- SET TASK: Pull each line containing "this" out of the data and copy it.

- RECORDS SUPPLIED:
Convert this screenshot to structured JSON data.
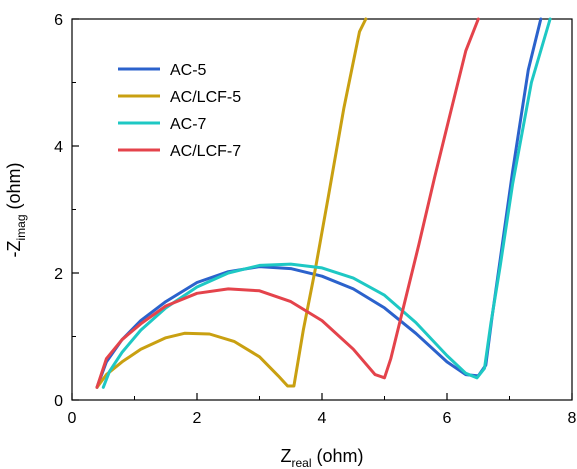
{
  "chart_data": {
    "type": "line",
    "xlabel": {
      "main": "Z",
      "sub": "real",
      "unit": " (ohm)"
    },
    "ylabel": {
      "prefix": "-Z",
      "sub": "imag",
      "unit": " (ohm)"
    },
    "xlim": [
      0,
      8
    ],
    "ylim": [
      0,
      6
    ],
    "xticks": [
      0,
      2,
      4,
      6,
      8
    ],
    "yticks": [
      0,
      2,
      4,
      6
    ],
    "grid": false,
    "legend_position": "top-left",
    "series": [
      {
        "name": "AC-5",
        "color": "#2b62cc",
        "x": [
          0.4,
          0.55,
          0.8,
          1.1,
          1.5,
          2.0,
          2.5,
          3.0,
          3.5,
          4.0,
          4.5,
          5.0,
          5.5,
          6.0,
          6.3,
          6.5,
          6.62,
          6.72,
          6.85,
          7.05,
          7.3,
          7.5
        ],
        "y": [
          0.2,
          0.6,
          0.95,
          1.25,
          1.55,
          1.85,
          2.02,
          2.1,
          2.07,
          1.95,
          1.75,
          1.45,
          1.05,
          0.6,
          0.4,
          0.38,
          0.55,
          1.3,
          2.2,
          3.6,
          5.2,
          6.0
        ]
      },
      {
        "name": "AC/LCF-5",
        "color": "#c9a011",
        "x": [
          0.4,
          0.55,
          0.8,
          1.1,
          1.5,
          1.8,
          2.2,
          2.6,
          3.0,
          3.3,
          3.45,
          3.55,
          3.7,
          3.9,
          4.1,
          4.35,
          4.6,
          4.7
        ],
        "y": [
          0.2,
          0.4,
          0.6,
          0.8,
          0.98,
          1.05,
          1.04,
          0.92,
          0.68,
          0.38,
          0.22,
          0.22,
          1.1,
          2.1,
          3.2,
          4.6,
          5.8,
          6.0
        ]
      },
      {
        "name": "AC-7",
        "color": "#1ec8c4",
        "x": [
          0.5,
          0.6,
          0.8,
          1.1,
          1.5,
          2.0,
          2.5,
          3.0,
          3.5,
          4.0,
          4.5,
          5.0,
          5.5,
          6.0,
          6.3,
          6.48,
          6.6,
          6.7,
          6.85,
          7.05,
          7.35,
          7.65
        ],
        "y": [
          0.2,
          0.45,
          0.75,
          1.1,
          1.45,
          1.78,
          2.0,
          2.12,
          2.14,
          2.08,
          1.92,
          1.65,
          1.22,
          0.7,
          0.42,
          0.35,
          0.5,
          1.2,
          2.1,
          3.4,
          5.0,
          6.0
        ]
      },
      {
        "name": "AC/LCF-7",
        "color": "#e4434b",
        "x": [
          0.4,
          0.55,
          0.8,
          1.1,
          1.5,
          2.0,
          2.5,
          3.0,
          3.5,
          4.0,
          4.5,
          4.85,
          5.0,
          5.1,
          5.3,
          5.55,
          5.8,
          6.05,
          6.3,
          6.5
        ],
        "y": [
          0.2,
          0.65,
          0.95,
          1.2,
          1.48,
          1.68,
          1.75,
          1.72,
          1.55,
          1.25,
          0.8,
          0.4,
          0.35,
          0.65,
          1.45,
          2.45,
          3.5,
          4.5,
          5.5,
          6.0
        ]
      }
    ]
  }
}
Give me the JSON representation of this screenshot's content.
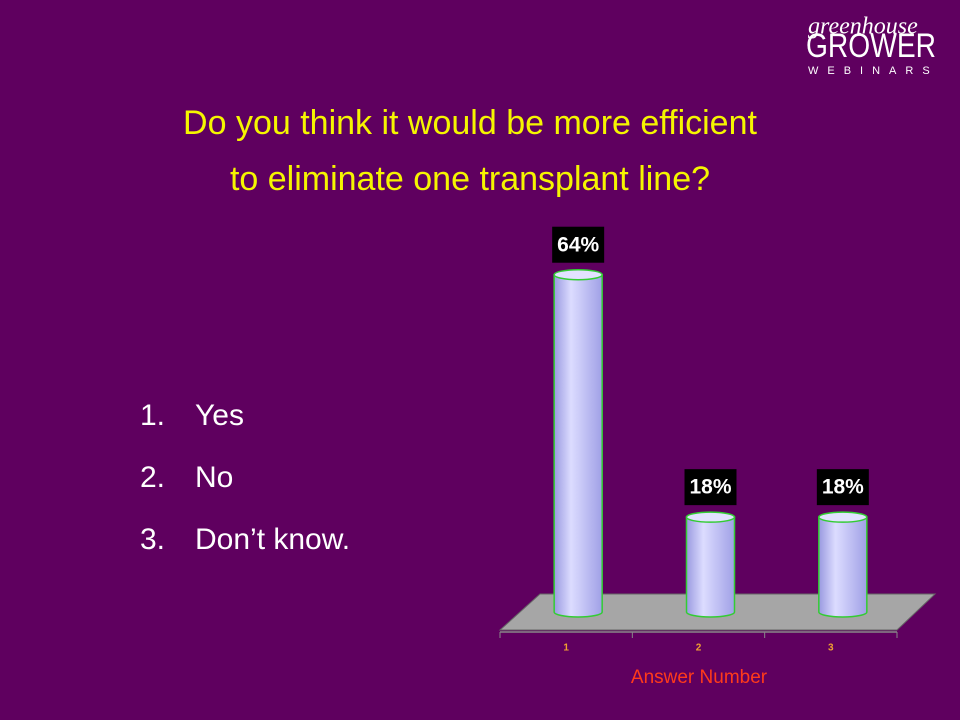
{
  "logo": {
    "line1": "greenhouse",
    "line2": "GROWER",
    "line3": "WEBINARS"
  },
  "options": [
    {
      "number": "1.",
      "text": "Yes"
    },
    {
      "number": "2.",
      "text": "No"
    },
    {
      "number": "3.",
      "text": "Don’t know."
    }
  ],
  "chart_data": {
    "type": "bar",
    "title": [
      "Do you think it would be more efficient",
      "to eliminate one transplant line?"
    ],
    "categories": [
      "1",
      "2",
      "3"
    ],
    "values": [
      64,
      18,
      18
    ],
    "value_labels": [
      "64%",
      "18%",
      "18%"
    ],
    "x_label": "Answer Number",
    "color": "#c8c8f6",
    "edge_color": "#33cc33"
  }
}
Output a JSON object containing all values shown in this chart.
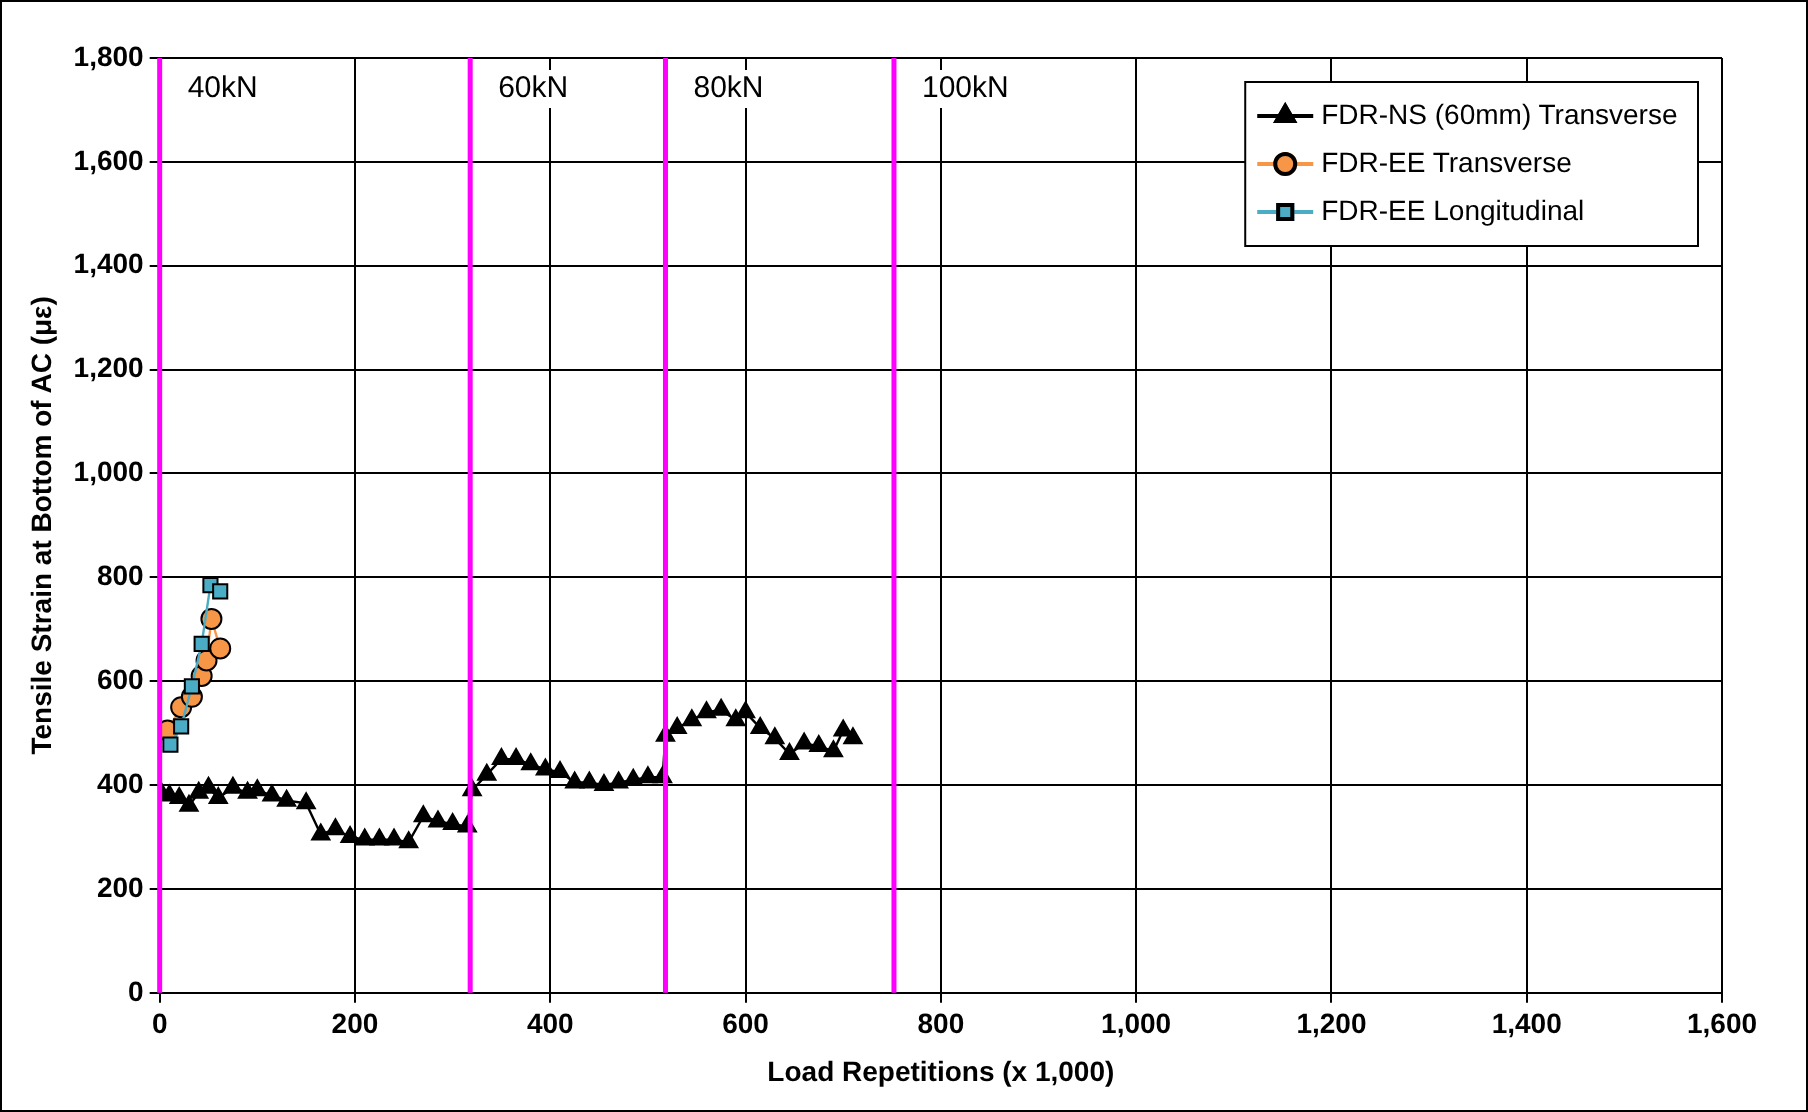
{
  "chart_data": {
    "type": "line",
    "xlabel": "Load Repetitions (x 1,000)",
    "ylabel": "Tensile Strain at Bottom of AC (με)",
    "xlim": [
      0,
      1600
    ],
    "xticks": [
      0,
      {
        "value": 200,
        "label": "200"
      },
      {
        "value": 400,
        "label": "400"
      },
      {
        "value": 600,
        "label": "600"
      },
      {
        "value": 800,
        "label": "800"
      },
      {
        "value": 1000,
        "label": "1,000"
      },
      {
        "value": 1200,
        "label": "1,200"
      },
      {
        "value": 1400,
        "label": "1,400"
      },
      {
        "value": 1600,
        "label": "1,600"
      }
    ],
    "ylim": [
      0,
      1800
    ],
    "yticks": [
      0,
      200,
      400,
      600,
      800,
      {
        "value": 1000,
        "label": "1,000"
      },
      {
        "value": 1200,
        "label": "1,200"
      },
      {
        "value": 1400,
        "label": "1,400"
      },
      {
        "value": 1600,
        "label": "1,600"
      },
      {
        "value": 1800,
        "label": "1,800"
      }
    ],
    "grid": true,
    "legend": "top right",
    "series": [
      {
        "name": "FDR-NS (60mm) Transverse",
        "color": "#000000",
        "marker": "triangle",
        "x": [
          0,
          10,
          20,
          30,
          40,
          50,
          60,
          75,
          90,
          100,
          115,
          130,
          150,
          165,
          180,
          195,
          210,
          225,
          240,
          255,
          270,
          285,
          300,
          315,
          320,
          335,
          350,
          365,
          380,
          395,
          410,
          425,
          440,
          455,
          470,
          485,
          500,
          515,
          518,
          530,
          545,
          560,
          575,
          590,
          600,
          615,
          630,
          645,
          660,
          675,
          690,
          700,
          710
        ],
        "values": [
          390,
          380,
          375,
          360,
          385,
          395,
          375,
          395,
          385,
          390,
          380,
          370,
          365,
          305,
          315,
          300,
          295,
          295,
          295,
          290,
          340,
          330,
          325,
          320,
          390,
          420,
          450,
          450,
          440,
          430,
          425,
          405,
          405,
          400,
          405,
          410,
          415,
          415,
          495,
          510,
          525,
          540,
          545,
          525,
          540,
          510,
          490,
          460,
          480,
          475,
          465,
          505,
          490
        ]
      },
      {
        "name": "FDR-EE Transverse",
        "color": "#f79646",
        "marker": "circle",
        "x": [
          8,
          22,
          33,
          43,
          48,
          53,
          62
        ],
        "values": [
          505,
          550,
          570,
          610,
          640,
          720,
          663
        ]
      },
      {
        "name": "FDR-EE Longitudinal",
        "color": "#4bacc6",
        "marker": "square",
        "x": [
          11,
          22,
          33,
          43,
          52,
          62
        ],
        "values": [
          478,
          513,
          590,
          672,
          785,
          773
        ]
      }
    ],
    "ref_lines": [
      {
        "axis": "x",
        "value": 0,
        "label": "40kN",
        "color": "#ff00ff"
      },
      {
        "axis": "x",
        "value": 318,
        "label": "60kN",
        "color": "#ff00ff"
      },
      {
        "axis": "x",
        "value": 518,
        "label": "80kN",
        "color": "#ff00ff"
      },
      {
        "axis": "x",
        "value": 752,
        "label": "100kN",
        "color": "#ff00ff"
      }
    ]
  }
}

- IN RESPONSE:
Convert this screenshot to structured JSON data.
Give me the JSON representation of this screenshot's content.
Output a JSON object containing all values shown in this chart.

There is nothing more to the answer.